··· Given data ···
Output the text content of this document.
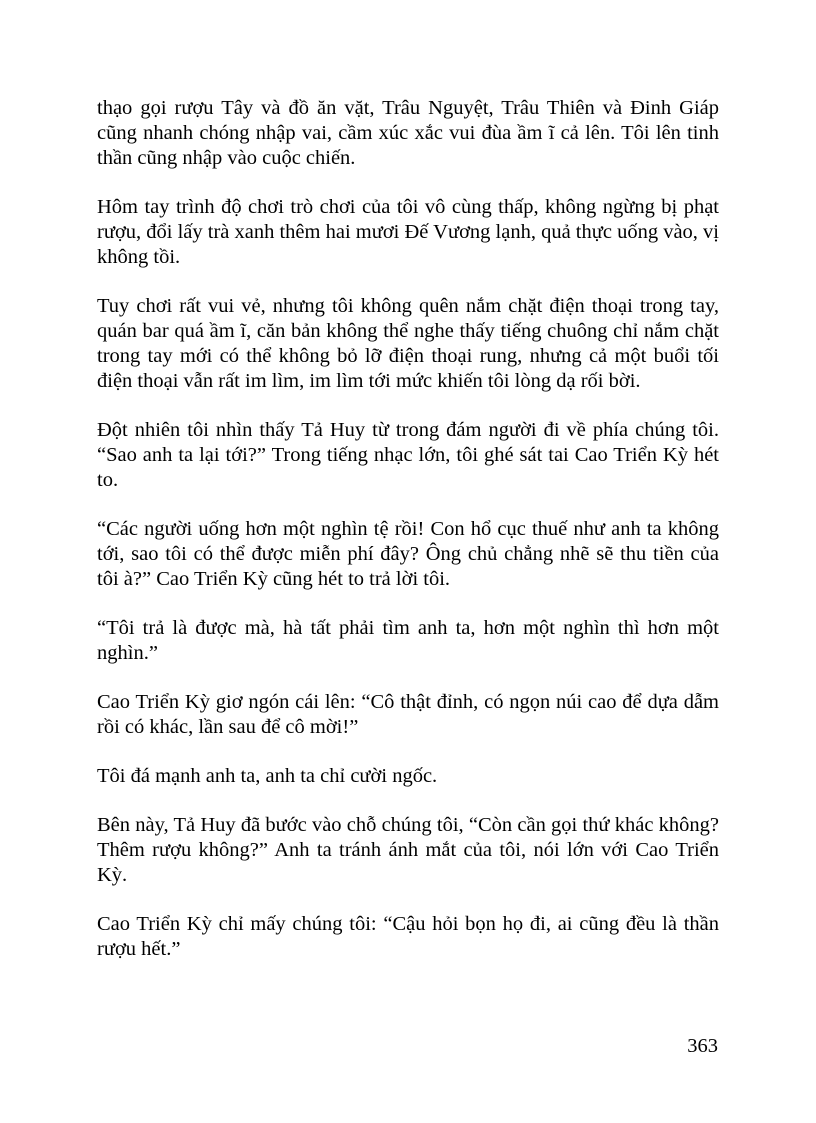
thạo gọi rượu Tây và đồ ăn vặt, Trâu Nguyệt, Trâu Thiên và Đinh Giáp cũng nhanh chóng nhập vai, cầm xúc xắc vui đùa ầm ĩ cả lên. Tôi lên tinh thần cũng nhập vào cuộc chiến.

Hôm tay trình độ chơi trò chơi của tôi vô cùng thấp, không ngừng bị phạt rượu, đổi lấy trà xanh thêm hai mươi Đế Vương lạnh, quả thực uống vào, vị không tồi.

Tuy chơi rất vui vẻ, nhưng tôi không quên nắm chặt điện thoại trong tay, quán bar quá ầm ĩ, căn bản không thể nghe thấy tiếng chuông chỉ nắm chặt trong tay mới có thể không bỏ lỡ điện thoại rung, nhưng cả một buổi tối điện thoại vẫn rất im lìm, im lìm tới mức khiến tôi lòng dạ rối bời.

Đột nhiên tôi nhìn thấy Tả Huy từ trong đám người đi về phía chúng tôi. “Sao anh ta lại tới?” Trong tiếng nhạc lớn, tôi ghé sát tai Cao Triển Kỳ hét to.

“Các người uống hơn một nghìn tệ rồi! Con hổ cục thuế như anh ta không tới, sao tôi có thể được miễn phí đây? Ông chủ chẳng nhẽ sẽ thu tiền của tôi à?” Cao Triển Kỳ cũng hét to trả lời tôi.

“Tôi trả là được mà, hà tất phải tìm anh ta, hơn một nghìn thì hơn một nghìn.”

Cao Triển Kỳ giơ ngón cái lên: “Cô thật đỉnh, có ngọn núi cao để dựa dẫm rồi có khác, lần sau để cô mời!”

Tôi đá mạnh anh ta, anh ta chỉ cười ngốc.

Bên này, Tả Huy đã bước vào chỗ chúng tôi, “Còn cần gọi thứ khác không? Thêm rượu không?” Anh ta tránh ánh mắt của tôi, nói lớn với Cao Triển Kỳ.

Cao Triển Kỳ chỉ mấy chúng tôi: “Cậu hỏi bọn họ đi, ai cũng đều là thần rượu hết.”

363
···
Quote each line of the listing exactly, but leave the pictures out.

Output the text content of this document.
thạo gọi rượu Tây và đồ ăn vặt, Trâu Nguyệt, Trâu Thiên và Đinh Giáp cũng nhanh chóng nhập vai, cầm xúc xắc vui đùa ầm ĩ cả lên. Tôi lên tinh thần cũng nhập vào cuộc chiến.

Hôm tay trình độ chơi trò chơi của tôi vô cùng thấp, không ngừng bị phạt rượu, đổi lấy trà xanh thêm hai mươi Đế Vương lạnh, quả thực uống vào, vị không tồi.

Tuy chơi rất vui vẻ, nhưng tôi không quên nắm chặt điện thoại trong tay, quán bar quá ầm ĩ, căn bản không thể nghe thấy tiếng chuông chỉ nắm chặt trong tay mới có thể không bỏ lỡ điện thoại rung, nhưng cả một buổi tối điện thoại vẫn rất im lìm, im lìm tới mức khiến tôi lòng dạ rối bời.

Đột nhiên tôi nhìn thấy Tả Huy từ trong đám người đi về phía chúng tôi. “Sao anh ta lại tới?” Trong tiếng nhạc lớn, tôi ghé sát tai Cao Triển Kỳ hét to.

“Các người uống hơn một nghìn tệ rồi! Con hổ cục thuế như anh ta không tới, sao tôi có thể được miễn phí đây? Ông chủ chẳng nhẽ sẽ thu tiền của tôi à?” Cao Triển Kỳ cũng hét to trả lời tôi.

“Tôi trả là được mà, hà tất phải tìm anh ta, hơn một nghìn thì hơn một nghìn.”

Cao Triển Kỳ giơ ngón cái lên: “Cô thật đỉnh, có ngọn núi cao để dựa dẫm rồi có khác, lần sau để cô mời!”

Tôi đá mạnh anh ta, anh ta chỉ cười ngốc.

Bên này, Tả Huy đã bước vào chỗ chúng tôi, “Còn cần gọi thứ khác không? Thêm rượu không?” Anh ta tránh ánh mắt của tôi, nói lớn với Cao Triển Kỳ.

Cao Triển Kỳ chỉ mấy chúng tôi: “Cậu hỏi bọn họ đi, ai cũng đều là thần rượu hết.”

363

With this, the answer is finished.